▶ _What is asked_:
Quote the whole listing word for word. Do not include the pictures.

Items listed in a dataset:
--- START ---
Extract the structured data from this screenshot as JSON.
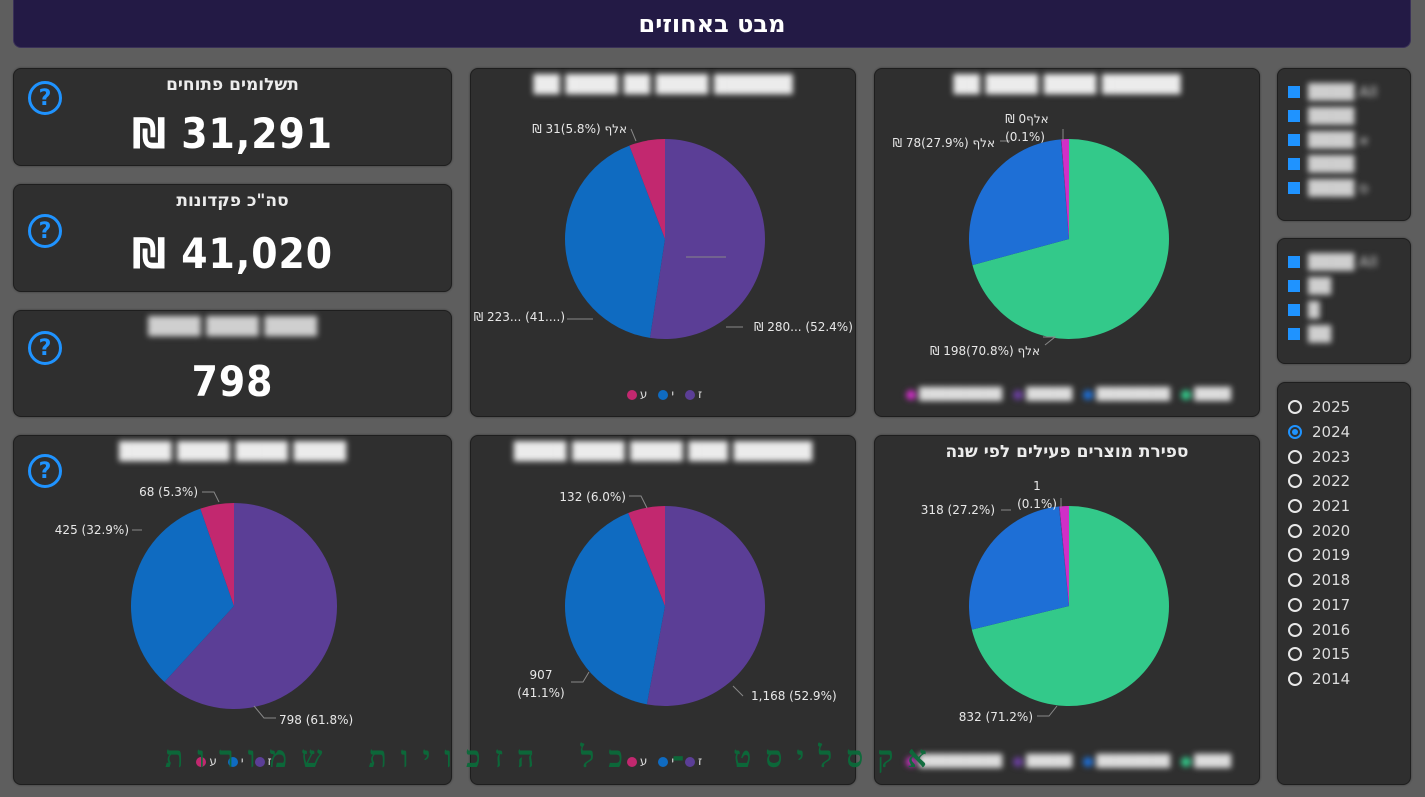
{
  "header": {
    "title": "מבט באחוזים"
  },
  "kpis": [
    {
      "title": "תשלומים פתוחים",
      "value": "31,291 ₪"
    },
    {
      "title": "סה\"כ פקדונות",
      "value": "41,020 ₪"
    },
    {
      "title": "████ ████ ████",
      "value": "798"
    }
  ],
  "help_glyph": "?",
  "charts": {
    "c1": {
      "title": "██████ ████ ██ ████ ██",
      "labels": [
        "‎₪ 280... (52.4%)",
        "‎₪ 223... (41....)",
        "‎₪ 31אלף (5.8%)"
      ],
      "legend": [
        "ז",
        "י",
        "ע"
      ]
    },
    "c2": {
      "title": "██████ ████ ████ ██",
      "labels": [
        "‎₪ 198אלף (70.8%)",
        "‎₪ 78אלף (27.9%)",
        "‎₪ 0אלף",
        "(0.1%)"
      ],
      "legend": [
        "████",
        "████████",
        "█████",
        "█████████"
      ]
    },
    "c3": {
      "title": "████ ████ ████ ████",
      "labels": [
        "798 (61.8%)",
        "425 (32.9%)",
        "68 (5.3%)"
      ],
      "legend": [
        "ז",
        "י",
        "ע"
      ]
    },
    "c4": {
      "title": "██████ ███ ████ ████ ████",
      "labels": [
        "1,168 (52.9%)",
        "907",
        "(41.1%)",
        "132 (6.0%)"
      ],
      "legend": [
        "ז",
        "י",
        "ע"
      ]
    },
    "c5": {
      "title": "ספירת מוצרים פעילים לפי שנה",
      "labels": [
        "832 (71.2%)",
        "318 (27.2%)",
        "1",
        "(0.1%)"
      ],
      "legend": [
        "████",
        "████████",
        "█████",
        "█████████"
      ]
    }
  },
  "chart_data": [
    {
      "type": "pie",
      "values": [
        52.4,
        41.8,
        5.8
      ],
      "colors": [
        "#5b3e96",
        "#0f6bc1",
        "#c2286f"
      ]
    },
    {
      "type": "pie",
      "values": [
        70.8,
        27.9,
        0.1,
        1.2
      ],
      "colors": [
        "#33c98a",
        "#1e6fd6",
        "#6b3fa0",
        "#d02fc7"
      ]
    },
    {
      "type": "pie",
      "values": [
        61.8,
        32.9,
        5.3
      ],
      "colors": [
        "#5b3e96",
        "#0f6bc1",
        "#c2286f"
      ]
    },
    {
      "type": "pie",
      "values": [
        52.9,
        41.1,
        6.0
      ],
      "colors": [
        "#5b3e96",
        "#0f6bc1",
        "#c2286f"
      ]
    },
    {
      "type": "pie",
      "values": [
        71.2,
        27.2,
        0.1,
        1.5
      ],
      "colors": [
        "#33c98a",
        "#1e6fd6",
        "#6b3fa0",
        "#d02fc7"
      ]
    }
  ],
  "slicer1": {
    "items": [
      "████ All",
      "████",
      "████ א",
      "████",
      "████ ס"
    ]
  },
  "slicer2": {
    "items": [
      "████ All",
      "██",
      "█",
      "██"
    ]
  },
  "years": {
    "items": [
      "2025",
      "2024",
      "2023",
      "2022",
      "2021",
      "2020",
      "2019",
      "2018",
      "2017",
      "2016",
      "2015",
      "2014"
    ],
    "selected": "2024"
  },
  "watermark": "אקסליסט - כל הזכויות שמורות"
}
--- END ---
▶ _Result of this task_:
Extract the structured data from this screenshot as JSON.
{
  "header": {
    "title": "מבט באחוזים"
  },
  "kpis": [
    {
      "title": "תשלומים פתוחים",
      "value": "31,291 ₪"
    },
    {
      "title": "סה\"כ פקדונות",
      "value": "41,020 ₪"
    },
    {
      "title": "████ ████ ████",
      "value": "798"
    }
  ],
  "help_glyph": "?",
  "charts": {
    "c1": {
      "title": "██████ ████ ██ ████ ██",
      "labels": [
        "‎₪ 280... (52.4%)",
        "‎₪ 223... (41....)",
        "‎₪ 31אלף (5.8%)"
      ],
      "legend": [
        "ז",
        "י",
        "ע"
      ]
    },
    "c2": {
      "title": "██████ ████ ████ ██",
      "labels": [
        "‎₪ 198אלף (70.8%)",
        "‎₪ 78אלף (27.9%)",
        "‎₪ 0אלף",
        "(0.1%)"
      ],
      "legend": [
        "████",
        "████████",
        "█████",
        "█████████"
      ]
    },
    "c3": {
      "title": "████ ████ ████ ████",
      "labels": [
        "798 (61.8%)",
        "425 (32.9%)",
        "68 (5.3%)"
      ],
      "legend": [
        "ז",
        "י",
        "ע"
      ]
    },
    "c4": {
      "title": "██████ ███ ████ ████ ████",
      "labels": [
        "1,168 (52.9%)",
        "907",
        "(41.1%)",
        "132 (6.0%)"
      ],
      "legend": [
        "ז",
        "י",
        "ע"
      ]
    },
    "c5": {
      "title": "ספירת מוצרים פעילים לפי שנה",
      "labels": [
        "832 (71.2%)",
        "318 (27.2%)",
        "1",
        "(0.1%)"
      ],
      "legend": [
        "████",
        "████████",
        "█████",
        "█████████"
      ]
    }
  },
  "chart_data": [
    {
      "type": "pie",
      "values": [
        52.4,
        41.8,
        5.8
      ],
      "colors": [
        "#5b3e96",
        "#0f6bc1",
        "#c2286f"
      ]
    },
    {
      "type": "pie",
      "values": [
        70.8,
        27.9,
        0.1,
        1.2
      ],
      "colors": [
        "#33c98a",
        "#1e6fd6",
        "#6b3fa0",
        "#d02fc7"
      ]
    },
    {
      "type": "pie",
      "values": [
        61.8,
        32.9,
        5.3
      ],
      "colors": [
        "#5b3e96",
        "#0f6bc1",
        "#c2286f"
      ]
    },
    {
      "type": "pie",
      "values": [
        52.9,
        41.1,
        6.0
      ],
      "colors": [
        "#5b3e96",
        "#0f6bc1",
        "#c2286f"
      ]
    },
    {
      "type": "pie",
      "values": [
        71.2,
        27.2,
        0.1,
        1.5
      ],
      "colors": [
        "#33c98a",
        "#1e6fd6",
        "#6b3fa0",
        "#d02fc7"
      ]
    }
  ],
  "slicer1": {
    "items": [
      "████ All",
      "████",
      "████ א",
      "████",
      "████ ס"
    ]
  },
  "slicer2": {
    "items": [
      "████ All",
      "██",
      "█",
      "██"
    ]
  },
  "years": {
    "items": [
      "2025",
      "2024",
      "2023",
      "2022",
      "2021",
      "2020",
      "2019",
      "2018",
      "2017",
      "2016",
      "2015",
      "2014"
    ],
    "selected": "2024"
  },
  "watermark": "אקסליסט - כל הזכויות שמורות"
}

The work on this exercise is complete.